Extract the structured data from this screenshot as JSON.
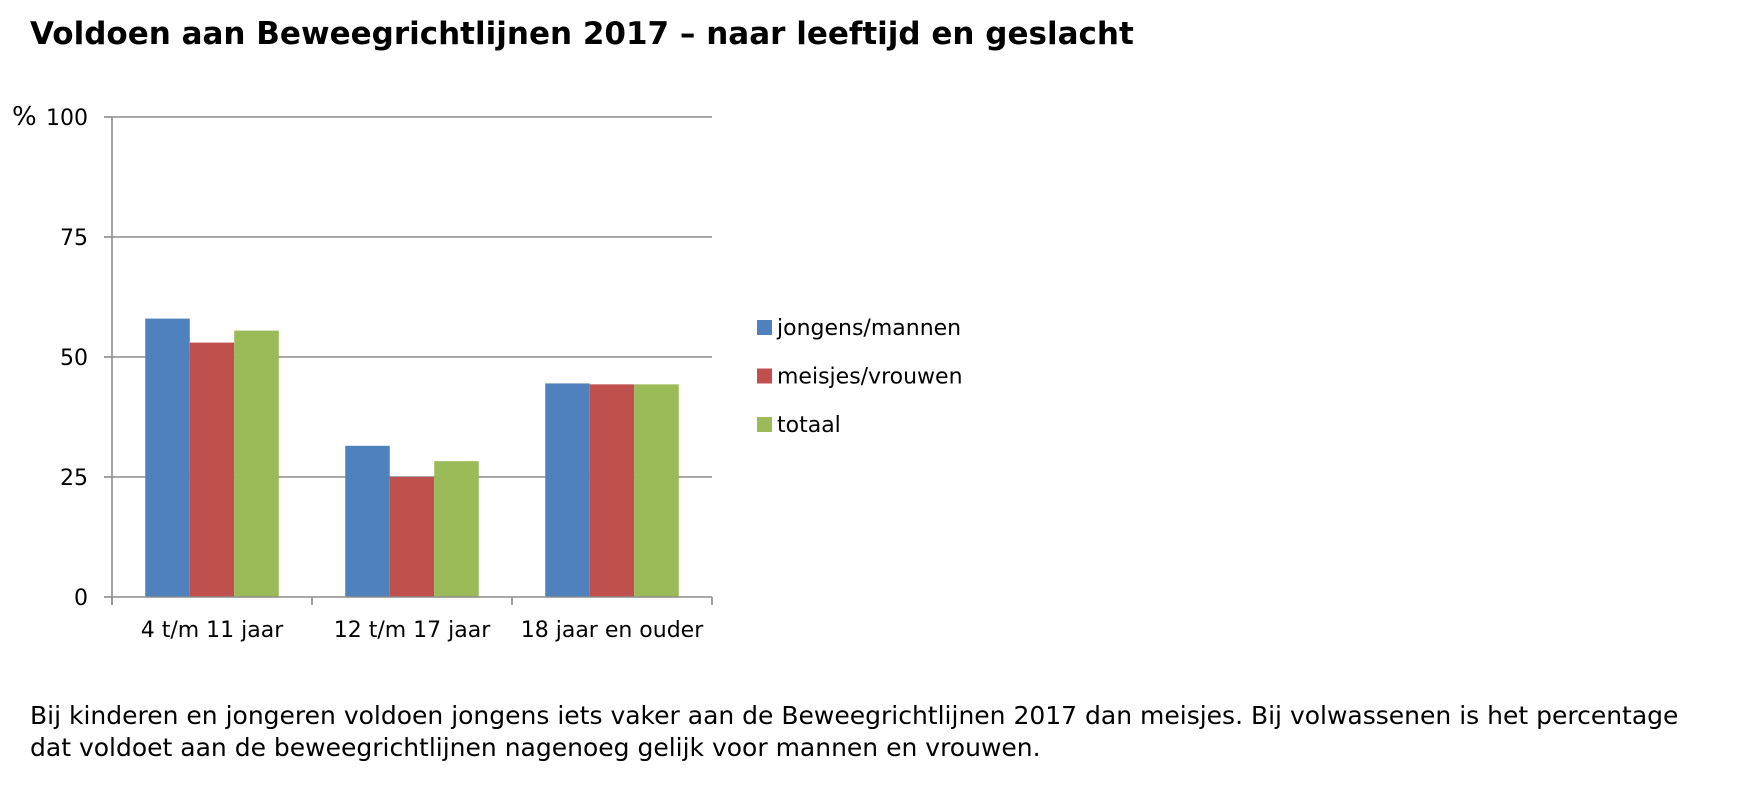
{
  "page": {
    "title": "Voldoen aan Beweegrichtlijnen 2017 – naar leeftijd en geslacht",
    "caption": "Bij kinderen en jongeren voldoen jongens iets vaker aan de Beweegrichtlijnen 2017 dan meisjes. Bij volwassenen is het percentage dat voldoet aan de beweegrichtlijnen nagenoeg gelijk voor mannen en vrouwen."
  },
  "chart_data": {
    "type": "bar",
    "title": "Voldoen aan Beweegrichtlijnen 2017 – naar leeftijd en geslacht",
    "xlabel": "",
    "ylabel": "%",
    "ylim": [
      0,
      100
    ],
    "yticks": [
      0,
      25,
      50,
      75,
      100
    ],
    "grid": true,
    "legend_position": "right",
    "categories": [
      "4 t/m 11 jaar",
      "12 t/m 17 jaar",
      "18 jaar en ouder"
    ],
    "series": [
      {
        "name": "jongens/mannen",
        "color": "#4f81bd",
        "values": [
          58,
          31.5,
          44.5
        ]
      },
      {
        "name": "meisjes/vrouwen",
        "color": "#c0504d",
        "values": [
          53,
          25,
          44.3
        ]
      },
      {
        "name": "totaal",
        "color": "#9bbb59",
        "values": [
          55.5,
          28.3,
          44.3
        ]
      }
    ]
  }
}
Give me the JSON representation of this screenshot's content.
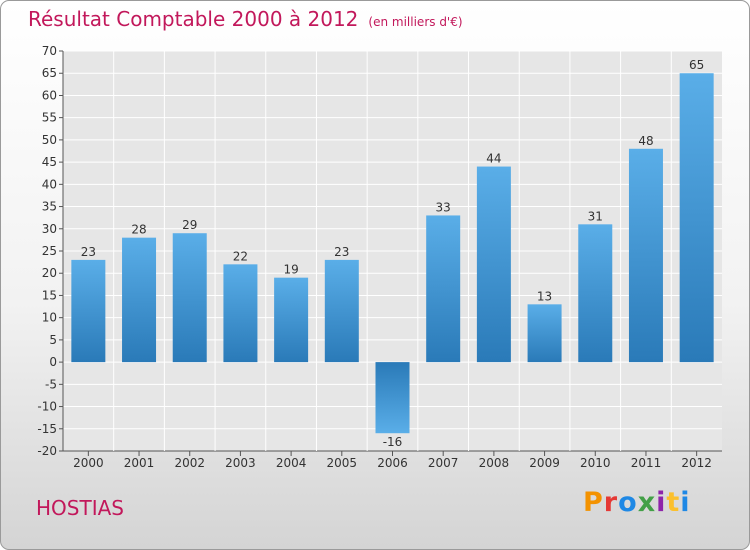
{
  "chart_data": {
    "type": "bar",
    "title": "Résultat Comptable 2000 à 2012",
    "subtitle": "(en milliers d'€)",
    "categories": [
      "2000",
      "2001",
      "2002",
      "2003",
      "2004",
      "2005",
      "2006",
      "2007",
      "2008",
      "2009",
      "2010",
      "2011",
      "2012"
    ],
    "values": [
      23,
      28,
      29,
      22,
      19,
      23,
      -16,
      33,
      44,
      13,
      31,
      48,
      65
    ],
    "ylim": [
      -20,
      70
    ],
    "ytick_step": 5,
    "grid": true,
    "xlabel": "",
    "ylabel": ""
  },
  "footer": {
    "commune": "HOSTIAS",
    "brand": "Proxiti"
  },
  "colors": {
    "title": "#c2185b",
    "bar_light": "#5aaee8",
    "bar_dark": "#2a7ab8",
    "grid": "#ffffff",
    "brand_letters": [
      "#f39200",
      "#e53935",
      "#1e88e5",
      "#43a047",
      "#8e24aa",
      "#fbc02d",
      "#1e88e5"
    ]
  }
}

TASK TO COMPLETE :: Check each line of the records above for "screenshot", and copy those that have it.

OUTPUT OF THE TASK ::
Extract the structured data from this screenshot as JSON.
Give me the JSON representation of this screenshot's content.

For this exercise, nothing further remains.